Data for this task.

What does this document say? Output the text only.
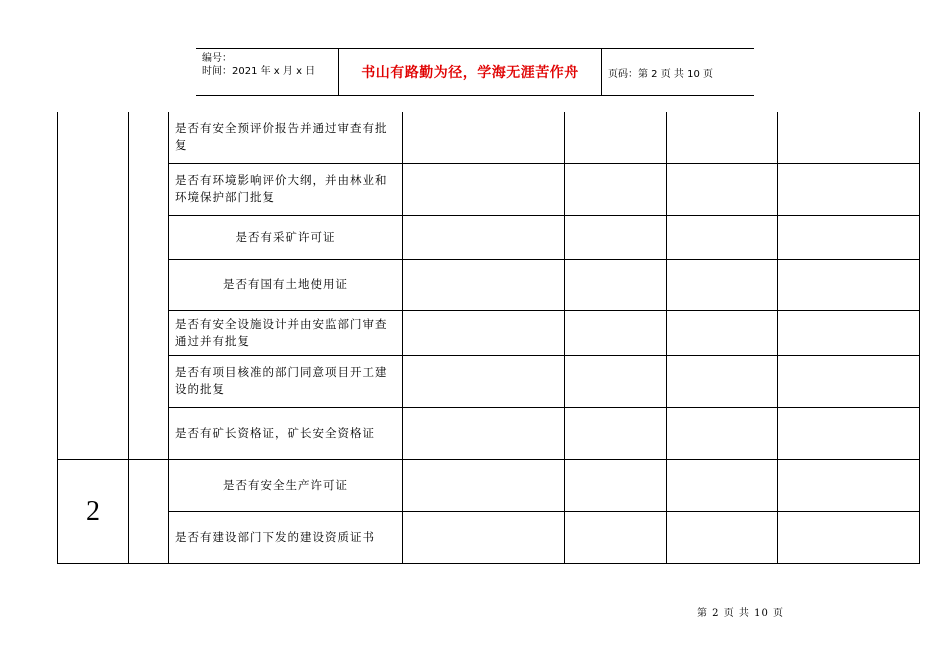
编号：
时间：2021 年 x 月 x 日	书山有路勤为径，学海无涯苦作舟	页码：第 2 页 共 10 页
		是否有安全预评价报告并通过审查有批复				
		是否有环境影响评价大纲，并由林业和环境保护部门批复				
		是否有采矿许可证				
		是否有国有土地使用证				
		是否有安全设施设计并由安监部门审查通过并有批复				
		是否有项目核准的部门同意项目开工建设的批复				
		是否有矿长资格证，矿长安全资格证				
2		是否有安全生产许可证				
		是否有建设部门下发的建设资质证书				
第 2 页 共 10 页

Directive. Reproduce the entries exactly. Do not carry over any picture.

Output for this task.
What does this document say? Output the text only.
编号：
时间：2021 年 x 月 x 日	书山有路勤为径，学海无涯苦作舟	页码：第 2 页 共 10 页
		是否有安全预评价报告并通过审查有批复				
		是否有环境影响评价大纲，并由林业和环境保护部门批复				
		是否有采矿许可证				
		是否有国有土地使用证				
		是否有安全设施设计并由安监部门审查通过并有批复				
		是否有项目核准的部门同意项目开工建设的批复				
		是否有矿长资格证，矿长安全资格证				
2		是否有安全生产许可证				
		是否有建设部门下发的建设资质证书				
第 2 页 共 10 页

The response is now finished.